Problem to solve — Print every entry word for word, but omit the pictures.

Data section —
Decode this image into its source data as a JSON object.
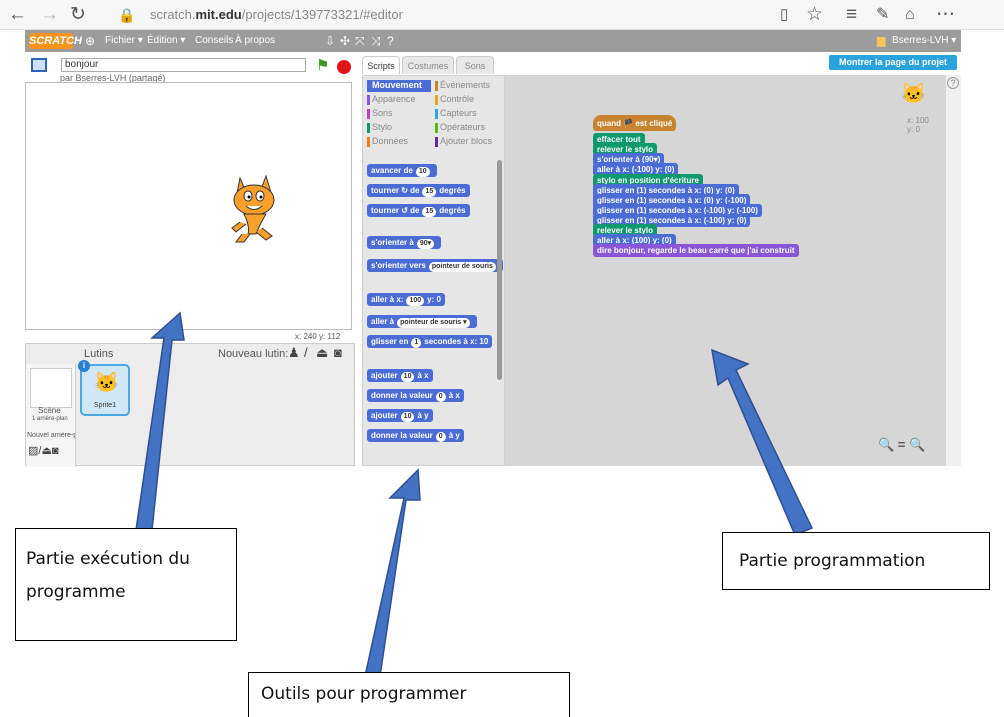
{
  "browser": {
    "url_prefix": "scratch.",
    "url_domain": "mit.edu",
    "url_path": "/projects/139773321/#editor"
  },
  "menu": {
    "logo": "SCRATCH",
    "file": "Fichier ▾",
    "edit": "Édition ▾",
    "tips": "Conseils",
    "about": "À propos",
    "user": "Bserres-LVH ▾"
  },
  "project": {
    "link": "Montrer la page du projet",
    "title": "bonjour",
    "owner": "par Bserres-LVH (partagé)",
    "coords": "x: 240  y: 112"
  },
  "sprites": {
    "header": "Lutins",
    "new_sprite": "Nouveau lutin:",
    "stage_label": "Scène",
    "stage_sub": "1 arrière-plan",
    "new_backdrop": "Nouvel arrière-p",
    "sprite_name": "Sprite1"
  },
  "tabs": {
    "scripts": "Scripts",
    "costumes": "Costumes",
    "sounds": "Sons"
  },
  "categories": [
    {
      "label": "Mouvement",
      "color": "#4a6cd4"
    },
    {
      "label": "Événements",
      "color": "#c88330"
    },
    {
      "label": "Apparence",
      "color": "#8a55d7"
    },
    {
      "label": "Contrôle",
      "color": "#e1a91a"
    },
    {
      "label": "Sons",
      "color": "#bb42c3"
    },
    {
      "label": "Capteurs",
      "color": "#2ca5e2"
    },
    {
      "label": "Stylo",
      "color": "#0e9a6c"
    },
    {
      "label": "Opérateurs",
      "color": "#5cb712"
    },
    {
      "label": "Données",
      "color": "#ee7d16"
    },
    {
      "label": "Ajouter blocs",
      "color": "#632d99"
    }
  ],
  "palette_blocks": [
    {
      "text": "avancer de",
      "val": "10",
      "after": ""
    },
    {
      "text": "tourner ↻ de",
      "val": "15",
      "after": "degrés"
    },
    {
      "text": "tourner ↺ de",
      "val": "15",
      "after": "degrés"
    },
    {
      "text": "s'orienter à",
      "val": "90▾",
      "after": ""
    },
    {
      "text": "s'orienter vers",
      "val": "pointeur de souris",
      "after": ""
    },
    {
      "text": "aller à x:",
      "val": "100",
      "after": "y: 0"
    },
    {
      "text": "aller à",
      "val": "pointeur de souris ▾",
      "after": ""
    },
    {
      "text": "glisser en",
      "val": "1",
      "after": "secondes à x: 10"
    },
    {
      "text": "ajouter",
      "val": "10",
      "after": "à x"
    },
    {
      "text": "donner la valeur",
      "val": "0",
      "after": "à x"
    },
    {
      "text": "ajouter",
      "val": "10",
      "after": "à y"
    },
    {
      "text": "donner la valeur",
      "val": "0",
      "after": "à y"
    }
  ],
  "script_blocks": [
    {
      "text": "quand 🏴 est cliqué",
      "color": "#c88330"
    },
    {
      "text": "effacer tout",
      "color": "#0e9a6c"
    },
    {
      "text": "relever le stylo",
      "color": "#0e9a6c"
    },
    {
      "text": "s'orienter à (90▾)",
      "color": "#4a6cd4"
    },
    {
      "text": "aller à x: (-100) y: (0)",
      "color": "#4a6cd4"
    },
    {
      "text": "stylo en position d'écriture",
      "color": "#0e9a6c"
    },
    {
      "text": "glisser en (1) secondes à x: (0) y: (0)",
      "color": "#4a6cd4"
    },
    {
      "text": "glisser en (1) secondes à x: (0) y: (-100)",
      "color": "#4a6cd4"
    },
    {
      "text": "glisser en (1) secondes à x: (-100) y: (-100)",
      "color": "#4a6cd4"
    },
    {
      "text": "glisser en (1) secondes à x: (-100) y: (0)",
      "color": "#4a6cd4"
    },
    {
      "text": "relever le stylo",
      "color": "#0e9a6c"
    },
    {
      "text": "aller à x: (100) y: (0)",
      "color": "#4a6cd4"
    },
    {
      "text": "dire bonjour, regarde le beau carré que j'ai construit",
      "color": "#8a55d7"
    }
  ],
  "sprite_info": {
    "x": "x: 100",
    "y": "y: 0"
  },
  "zoom": "🔍 = 🔍",
  "callouts": {
    "execution": "Partie exécution du programme",
    "tools": "Outils pour programmer",
    "programming": "Partie programmation"
  }
}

Output below —
Decode this image into its source data as a JSON object.
{
  "browser": {
    "url_prefix": "scratch.",
    "url_domain": "mit.edu",
    "url_path": "/projects/139773321/#editor"
  },
  "menu": {
    "logo": "SCRATCH",
    "file": "Fichier ▾",
    "edit": "Édition ▾",
    "tips": "Conseils",
    "about": "À propos",
    "user": "Bserres-LVH ▾"
  },
  "project": {
    "link": "Montrer la page du projet",
    "title": "bonjour",
    "owner": "par Bserres-LVH (partagé)",
    "coords": "x: 240  y: 112"
  },
  "sprites": {
    "header": "Lutins",
    "new_sprite": "Nouveau lutin:",
    "stage_label": "Scène",
    "stage_sub": "1 arrière-plan",
    "new_backdrop": "Nouvel arrière-p",
    "sprite_name": "Sprite1"
  },
  "tabs": {
    "scripts": "Scripts",
    "costumes": "Costumes",
    "sounds": "Sons"
  },
  "categories": [
    {
      "label": "Mouvement",
      "color": "#4a6cd4"
    },
    {
      "label": "Événements",
      "color": "#c88330"
    },
    {
      "label": "Apparence",
      "color": "#8a55d7"
    },
    {
      "label": "Contrôle",
      "color": "#e1a91a"
    },
    {
      "label": "Sons",
      "color": "#bb42c3"
    },
    {
      "label": "Capteurs",
      "color": "#2ca5e2"
    },
    {
      "label": "Stylo",
      "color": "#0e9a6c"
    },
    {
      "label": "Opérateurs",
      "color": "#5cb712"
    },
    {
      "label": "Données",
      "color": "#ee7d16"
    },
    {
      "label": "Ajouter blocs",
      "color": "#632d99"
    }
  ],
  "palette_blocks": [
    {
      "text": "avancer de",
      "val": "10",
      "after": ""
    },
    {
      "text": "tourner ↻ de",
      "val": "15",
      "after": "degrés"
    },
    {
      "text": "tourner ↺ de",
      "val": "15",
      "after": "degrés"
    },
    {
      "text": "s'orienter à",
      "val": "90▾",
      "after": ""
    },
    {
      "text": "s'orienter vers",
      "val": "pointeur de souris",
      "after": ""
    },
    {
      "text": "aller à x:",
      "val": "100",
      "after": "y: 0"
    },
    {
      "text": "aller à",
      "val": "pointeur de souris ▾",
      "after": ""
    },
    {
      "text": "glisser en",
      "val": "1",
      "after": "secondes à x: 10"
    },
    {
      "text": "ajouter",
      "val": "10",
      "after": "à x"
    },
    {
      "text": "donner la valeur",
      "val": "0",
      "after": "à x"
    },
    {
      "text": "ajouter",
      "val": "10",
      "after": "à y"
    },
    {
      "text": "donner la valeur",
      "val": "0",
      "after": "à y"
    }
  ],
  "script_blocks": [
    {
      "text": "quand 🏴 est cliqué",
      "color": "#c88330"
    },
    {
      "text": "effacer tout",
      "color": "#0e9a6c"
    },
    {
      "text": "relever le stylo",
      "color": "#0e9a6c"
    },
    {
      "text": "s'orienter à (90▾)",
      "color": "#4a6cd4"
    },
    {
      "text": "aller à x: (-100) y: (0)",
      "color": "#4a6cd4"
    },
    {
      "text": "stylo en position d'écriture",
      "color": "#0e9a6c"
    },
    {
      "text": "glisser en (1) secondes à x: (0) y: (0)",
      "color": "#4a6cd4"
    },
    {
      "text": "glisser en (1) secondes à x: (0) y: (-100)",
      "color": "#4a6cd4"
    },
    {
      "text": "glisser en (1) secondes à x: (-100) y: (-100)",
      "color": "#4a6cd4"
    },
    {
      "text": "glisser en (1) secondes à x: (-100) y: (0)",
      "color": "#4a6cd4"
    },
    {
      "text": "relever le stylo",
      "color": "#0e9a6c"
    },
    {
      "text": "aller à x: (100) y: (0)",
      "color": "#4a6cd4"
    },
    {
      "text": "dire bonjour, regarde le beau carré que j'ai construit",
      "color": "#8a55d7"
    }
  ],
  "sprite_info": {
    "x": "x: 100",
    "y": "y: 0"
  },
  "zoom": "🔍 = 🔍",
  "callouts": {
    "execution": "Partie exécution du programme",
    "tools": "Outils pour programmer",
    "programming": "Partie programmation"
  }
}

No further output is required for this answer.